* _Given task_:
Would you return all of this data exactly, leaving nothing out?

++++++++

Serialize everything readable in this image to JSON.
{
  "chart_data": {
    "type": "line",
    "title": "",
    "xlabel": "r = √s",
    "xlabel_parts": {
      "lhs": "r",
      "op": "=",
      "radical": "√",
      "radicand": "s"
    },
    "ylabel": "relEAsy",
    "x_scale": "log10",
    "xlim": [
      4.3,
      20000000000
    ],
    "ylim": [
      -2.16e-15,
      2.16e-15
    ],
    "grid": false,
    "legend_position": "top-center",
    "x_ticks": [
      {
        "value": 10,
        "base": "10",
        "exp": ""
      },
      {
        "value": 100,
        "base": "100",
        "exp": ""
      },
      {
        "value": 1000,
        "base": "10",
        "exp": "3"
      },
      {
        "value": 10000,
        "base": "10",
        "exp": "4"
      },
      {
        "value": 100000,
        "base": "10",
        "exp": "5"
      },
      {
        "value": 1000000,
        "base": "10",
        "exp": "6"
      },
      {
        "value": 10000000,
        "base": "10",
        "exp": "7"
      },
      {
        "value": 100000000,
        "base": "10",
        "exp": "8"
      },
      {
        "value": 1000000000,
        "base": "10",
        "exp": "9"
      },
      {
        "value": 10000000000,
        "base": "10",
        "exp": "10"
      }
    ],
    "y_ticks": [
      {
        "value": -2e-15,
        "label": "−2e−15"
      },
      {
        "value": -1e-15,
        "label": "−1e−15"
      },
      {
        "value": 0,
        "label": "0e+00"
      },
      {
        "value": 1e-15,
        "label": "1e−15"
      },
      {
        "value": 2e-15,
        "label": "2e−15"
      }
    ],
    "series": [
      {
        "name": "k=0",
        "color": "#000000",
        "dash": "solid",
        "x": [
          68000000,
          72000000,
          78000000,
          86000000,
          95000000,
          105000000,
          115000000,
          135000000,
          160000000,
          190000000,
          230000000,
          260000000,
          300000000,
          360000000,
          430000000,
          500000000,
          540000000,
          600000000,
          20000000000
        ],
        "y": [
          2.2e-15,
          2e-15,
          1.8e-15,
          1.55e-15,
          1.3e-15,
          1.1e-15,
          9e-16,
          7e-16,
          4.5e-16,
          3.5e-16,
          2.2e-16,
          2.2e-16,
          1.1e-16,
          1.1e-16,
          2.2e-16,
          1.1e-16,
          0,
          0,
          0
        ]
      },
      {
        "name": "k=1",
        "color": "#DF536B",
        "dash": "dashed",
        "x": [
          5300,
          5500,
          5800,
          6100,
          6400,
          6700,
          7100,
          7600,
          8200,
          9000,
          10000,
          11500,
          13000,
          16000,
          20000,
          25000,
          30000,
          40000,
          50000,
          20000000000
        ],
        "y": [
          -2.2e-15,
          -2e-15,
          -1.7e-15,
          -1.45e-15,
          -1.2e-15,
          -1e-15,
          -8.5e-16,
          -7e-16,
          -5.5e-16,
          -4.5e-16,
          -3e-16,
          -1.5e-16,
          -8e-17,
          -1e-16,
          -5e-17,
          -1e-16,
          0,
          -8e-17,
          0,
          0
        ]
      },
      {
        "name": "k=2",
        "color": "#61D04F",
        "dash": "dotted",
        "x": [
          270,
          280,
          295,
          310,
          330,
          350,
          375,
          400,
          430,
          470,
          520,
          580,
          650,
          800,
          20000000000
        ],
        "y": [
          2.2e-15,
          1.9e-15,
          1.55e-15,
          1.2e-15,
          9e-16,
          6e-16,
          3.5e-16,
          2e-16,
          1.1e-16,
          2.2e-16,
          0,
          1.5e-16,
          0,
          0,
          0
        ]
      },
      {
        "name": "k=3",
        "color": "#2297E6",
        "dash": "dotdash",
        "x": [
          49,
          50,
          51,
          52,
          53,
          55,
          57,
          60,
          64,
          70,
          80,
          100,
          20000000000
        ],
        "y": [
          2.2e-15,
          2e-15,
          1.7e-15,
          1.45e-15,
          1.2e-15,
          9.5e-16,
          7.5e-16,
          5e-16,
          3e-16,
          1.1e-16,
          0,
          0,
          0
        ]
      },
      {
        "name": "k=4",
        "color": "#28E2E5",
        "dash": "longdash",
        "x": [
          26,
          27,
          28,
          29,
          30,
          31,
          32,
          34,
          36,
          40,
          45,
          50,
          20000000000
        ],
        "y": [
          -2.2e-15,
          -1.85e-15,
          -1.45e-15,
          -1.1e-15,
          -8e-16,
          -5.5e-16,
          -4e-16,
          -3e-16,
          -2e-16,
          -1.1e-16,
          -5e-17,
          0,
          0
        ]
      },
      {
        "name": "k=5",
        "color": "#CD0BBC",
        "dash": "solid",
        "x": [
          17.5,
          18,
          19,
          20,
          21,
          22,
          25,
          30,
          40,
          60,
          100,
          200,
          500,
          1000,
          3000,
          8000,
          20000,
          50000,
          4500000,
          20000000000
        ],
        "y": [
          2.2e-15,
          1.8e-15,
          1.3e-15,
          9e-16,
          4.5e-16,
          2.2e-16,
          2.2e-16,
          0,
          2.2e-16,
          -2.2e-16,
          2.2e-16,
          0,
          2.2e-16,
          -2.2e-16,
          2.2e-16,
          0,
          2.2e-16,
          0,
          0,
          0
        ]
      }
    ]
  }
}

++++++++

* _Full answer_:
Serialize everything readable in this image to JSON.
{
  "chart_data": {
    "type": "line",
    "title": "",
    "xlabel": "r = √s",
    "xlabel_parts": {
      "lhs": "r",
      "op": "=",
      "radical": "√",
      "radicand": "s"
    },
    "ylabel": "relEAsy",
    "x_scale": "log10",
    "xlim": [
      4.3,
      20000000000
    ],
    "ylim": [
      -2.16e-15,
      2.16e-15
    ],
    "grid": false,
    "legend_position": "top-center",
    "x_ticks": [
      {
        "value": 10,
        "base": "10",
        "exp": ""
      },
      {
        "value": 100,
        "base": "100",
        "exp": ""
      },
      {
        "value": 1000,
        "base": "10",
        "exp": "3"
      },
      {
        "value": 10000,
        "base": "10",
        "exp": "4"
      },
      {
        "value": 100000,
        "base": "10",
        "exp": "5"
      },
      {
        "value": 1000000,
        "base": "10",
        "exp": "6"
      },
      {
        "value": 10000000,
        "base": "10",
        "exp": "7"
      },
      {
        "value": 100000000,
        "base": "10",
        "exp": "8"
      },
      {
        "value": 1000000000,
        "base": "10",
        "exp": "9"
      },
      {
        "value": 10000000000,
        "base": "10",
        "exp": "10"
      }
    ],
    "y_ticks": [
      {
        "value": -2e-15,
        "label": "−2e−15"
      },
      {
        "value": -1e-15,
        "label": "−1e−15"
      },
      {
        "value": 0,
        "label": "0e+00"
      },
      {
        "value": 1e-15,
        "label": "1e−15"
      },
      {
        "value": 2e-15,
        "label": "2e−15"
      }
    ],
    "series": [
      {
        "name": "k=0",
        "color": "#000000",
        "dash": "solid",
        "x": [
          68000000,
          72000000,
          78000000,
          86000000,
          95000000,
          105000000,
          115000000,
          135000000,
          160000000,
          190000000,
          230000000,
          260000000,
          300000000,
          360000000,
          430000000,
          500000000,
          540000000,
          600000000,
          20000000000
        ],
        "y": [
          2.2e-15,
          2e-15,
          1.8e-15,
          1.55e-15,
          1.3e-15,
          1.1e-15,
          9e-16,
          7e-16,
          4.5e-16,
          3.5e-16,
          2.2e-16,
          2.2e-16,
          1.1e-16,
          1.1e-16,
          2.2e-16,
          1.1e-16,
          0,
          0,
          0
        ]
      },
      {
        "name": "k=1",
        "color": "#DF536B",
        "dash": "dashed",
        "x": [
          5300,
          5500,
          5800,
          6100,
          6400,
          6700,
          7100,
          7600,
          8200,
          9000,
          10000,
          11500,
          13000,
          16000,
          20000,
          25000,
          30000,
          40000,
          50000,
          20000000000
        ],
        "y": [
          -2.2e-15,
          -2e-15,
          -1.7e-15,
          -1.45e-15,
          -1.2e-15,
          -1e-15,
          -8.5e-16,
          -7e-16,
          -5.5e-16,
          -4.5e-16,
          -3e-16,
          -1.5e-16,
          -8e-17,
          -1e-16,
          -5e-17,
          -1e-16,
          0,
          -8e-17,
          0,
          0
        ]
      },
      {
        "name": "k=2",
        "color": "#61D04F",
        "dash": "dotted",
        "x": [
          270,
          280,
          295,
          310,
          330,
          350,
          375,
          400,
          430,
          470,
          520,
          580,
          650,
          800,
          20000000000
        ],
        "y": [
          2.2e-15,
          1.9e-15,
          1.55e-15,
          1.2e-15,
          9e-16,
          6e-16,
          3.5e-16,
          2e-16,
          1.1e-16,
          2.2e-16,
          0,
          1.5e-16,
          0,
          0,
          0
        ]
      },
      {
        "name": "k=3",
        "color": "#2297E6",
        "dash": "dotdash",
        "x": [
          49,
          50,
          51,
          52,
          53,
          55,
          57,
          60,
          64,
          70,
          80,
          100,
          20000000000
        ],
        "y": [
          2.2e-15,
          2e-15,
          1.7e-15,
          1.45e-15,
          1.2e-15,
          9.5e-16,
          7.5e-16,
          5e-16,
          3e-16,
          1.1e-16,
          0,
          0,
          0
        ]
      },
      {
        "name": "k=4",
        "color": "#28E2E5",
        "dash": "longdash",
        "x": [
          26,
          27,
          28,
          29,
          30,
          31,
          32,
          34,
          36,
          40,
          45,
          50,
          20000000000
        ],
        "y": [
          -2.2e-15,
          -1.85e-15,
          -1.45e-15,
          -1.1e-15,
          -8e-16,
          -5.5e-16,
          -4e-16,
          -3e-16,
          -2e-16,
          -1.1e-16,
          -5e-17,
          0,
          0
        ]
      },
      {
        "name": "k=5",
        "color": "#CD0BBC",
        "dash": "solid",
        "x": [
          17.5,
          18,
          19,
          20,
          21,
          22,
          25,
          30,
          40,
          60,
          100,
          200,
          500,
          1000,
          3000,
          8000,
          20000,
          50000,
          4500000,
          20000000000
        ],
        "y": [
          2.2e-15,
          1.8e-15,
          1.3e-15,
          9e-16,
          4.5e-16,
          2.2e-16,
          2.2e-16,
          0,
          2.2e-16,
          -2.2e-16,
          2.2e-16,
          0,
          2.2e-16,
          -2.2e-16,
          2.2e-16,
          0,
          2.2e-16,
          0,
          0,
          0
        ]
      }
    ]
  }
}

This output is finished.